** begin Document **

Sydney Lea (born December 22, 1942) is an American poet, novelist, essayist, editor, and professor. He was the founding editor of the New England Review and was the Poet Laureate of Vermont from 2011 to 2015. Lea's writings focus the outdoors, woods, and rural life New England and "the mysteries and teachings of the natural world."

Early life 
Sydney Lea was born in Chestnut Hill, Pennsylvania. Growing up, his father had a camp in Washington County, Maine.

Lea attended Yale University, graduating with a B.A. in 1964. While there, he was a member of the social and literary fraternity, St. Anthony Hall. Later, he received a Ph.D. in comparative literature from Yale. Robert Penn Warren was his mentor.

Career 
Lea taught at Dartmouth College from 1969 to 1976. He then taught at Middlebury College from 1976 to 1989 and at Yale University in 1979. He was a professor in the MFA program at the Vermont College of Fine Arts from 1989 to 2002. However, during that time, he also taught at Eotvos Lorand University in Budapest, Hungary while on a Fulbright Scholarship in 1992, at Wesleyan University in 1997, and at Franklin College in Lugano, Switzerland in 2001. He returned to Dartmouth from 1999 to 2002, becoming a professor in its graduate program in liberal studies from 2003 to 2011.

In 1977, Lea co-founded the New England Review with Jay Parini in and edited it until 1989. His work has appeared in literary journals and magazines including The New Yorker, The Atlantic, The Los Angeles Review, The New Republic, The New York Times, Sports Illustrated, and Virginia Quarterly Review.

In 1987, Lea received a Guggenheim Fellowship for poetry. In 1996, his poetry collection To the Bone: New and Selected Poems was co-winner of the Poets' Prize. His collection of poetry Pursuit of the Wound, published in 2000, was a Pulitzer Prize finalist.

Lea became Poet Laureate of Vermont in 2011. The Advisory Committee who recommended him for the four-year position found "Lea's poetry to be virtuosic in texture and form, yet likely to be engaging to a diversity of readers and listeners because of the work's dramatic intensity, narrative momentum, and musicality, and because of this poet's extraordinarily evocative descriptions of northern New England's landscapes, animal and plant life, and the seasonal panorama." The committee also said, "Through all of his books, Lea has paid particular attention to the stories of generations living alongside one another in north-country villages, including the interactions of 'old-timers' and relative newcomers. He continues the tradition of Vermont poets who are both singular—one of a kind—and broadly accessible."

** end Document **

-- Short exercise 1 --
Repeat the stretch of the article on Sydney Lea from "Lea attended Yale" through "was his mentor." word for word.
-- Short exercise 2 --
Answer these questions from the article on Sydney Lea:
(a) In what year did Lea receive his B.A. from Yale?
(b) In what city did he teach while on a Fulbright Scholarship in 1992?
(c) Which of his poetry collections was a Pulitzer Prize finalist?
The items that come next are separate material, unrelated to the article on Sydney Lea.

** begin Records **

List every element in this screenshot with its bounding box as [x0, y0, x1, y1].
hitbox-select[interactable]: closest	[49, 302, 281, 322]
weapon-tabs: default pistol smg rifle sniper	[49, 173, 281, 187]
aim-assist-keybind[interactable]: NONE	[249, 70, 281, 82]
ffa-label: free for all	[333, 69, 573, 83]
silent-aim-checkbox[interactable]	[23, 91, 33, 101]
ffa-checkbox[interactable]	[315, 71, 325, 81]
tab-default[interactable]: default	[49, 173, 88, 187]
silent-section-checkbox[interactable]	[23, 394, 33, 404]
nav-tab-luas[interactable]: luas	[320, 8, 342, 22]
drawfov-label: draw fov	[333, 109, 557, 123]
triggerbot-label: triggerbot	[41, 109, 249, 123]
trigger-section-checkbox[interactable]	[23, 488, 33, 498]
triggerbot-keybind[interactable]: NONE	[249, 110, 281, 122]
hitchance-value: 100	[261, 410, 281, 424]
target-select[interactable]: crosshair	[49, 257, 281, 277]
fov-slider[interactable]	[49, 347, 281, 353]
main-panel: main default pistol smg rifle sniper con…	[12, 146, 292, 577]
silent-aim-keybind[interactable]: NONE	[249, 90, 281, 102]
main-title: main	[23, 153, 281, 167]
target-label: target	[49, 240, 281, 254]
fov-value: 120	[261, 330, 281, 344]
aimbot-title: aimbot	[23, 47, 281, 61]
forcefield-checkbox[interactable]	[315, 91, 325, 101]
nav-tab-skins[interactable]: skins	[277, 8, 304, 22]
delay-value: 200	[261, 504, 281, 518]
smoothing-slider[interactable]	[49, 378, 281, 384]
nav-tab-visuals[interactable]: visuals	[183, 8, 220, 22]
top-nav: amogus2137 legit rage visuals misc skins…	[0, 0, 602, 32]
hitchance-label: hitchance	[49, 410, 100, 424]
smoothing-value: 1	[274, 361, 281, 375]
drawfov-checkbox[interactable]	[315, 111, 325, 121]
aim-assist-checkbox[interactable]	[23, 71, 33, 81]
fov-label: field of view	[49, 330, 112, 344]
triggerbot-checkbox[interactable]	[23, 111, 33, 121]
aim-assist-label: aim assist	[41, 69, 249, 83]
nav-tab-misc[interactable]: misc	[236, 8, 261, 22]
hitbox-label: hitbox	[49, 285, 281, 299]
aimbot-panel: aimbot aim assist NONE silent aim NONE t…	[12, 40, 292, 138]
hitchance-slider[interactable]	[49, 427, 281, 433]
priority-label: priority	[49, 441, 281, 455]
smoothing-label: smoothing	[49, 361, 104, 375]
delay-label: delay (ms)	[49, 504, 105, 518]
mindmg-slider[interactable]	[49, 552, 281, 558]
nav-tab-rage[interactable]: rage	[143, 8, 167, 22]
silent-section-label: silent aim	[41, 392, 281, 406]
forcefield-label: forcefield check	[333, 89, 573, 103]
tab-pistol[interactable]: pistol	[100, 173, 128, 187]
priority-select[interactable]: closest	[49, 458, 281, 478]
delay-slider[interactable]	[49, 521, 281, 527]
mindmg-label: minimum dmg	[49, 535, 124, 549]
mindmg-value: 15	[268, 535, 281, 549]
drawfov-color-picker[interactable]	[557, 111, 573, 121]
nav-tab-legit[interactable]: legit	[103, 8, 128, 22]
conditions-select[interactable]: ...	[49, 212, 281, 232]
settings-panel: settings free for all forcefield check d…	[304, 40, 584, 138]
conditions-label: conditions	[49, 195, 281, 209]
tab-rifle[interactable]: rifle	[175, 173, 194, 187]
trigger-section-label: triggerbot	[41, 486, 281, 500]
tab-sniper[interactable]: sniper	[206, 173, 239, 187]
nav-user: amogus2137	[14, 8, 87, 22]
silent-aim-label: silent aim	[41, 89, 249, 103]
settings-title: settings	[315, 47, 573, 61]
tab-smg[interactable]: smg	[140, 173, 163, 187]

** end Records **

-- Task result 1 --
Lea attended Yale University, graduating with a B.A. in 1964. While there, he was a member of the social and literary fraternity, St. Anthony Hall. Later, he received a Ph.D. in comparative literature from Yale. Robert Penn Warren was his mentor.

-- Task result 2 --
(a) 1964
(b) Budapest, Hungary
(c) Pursuit of the Wound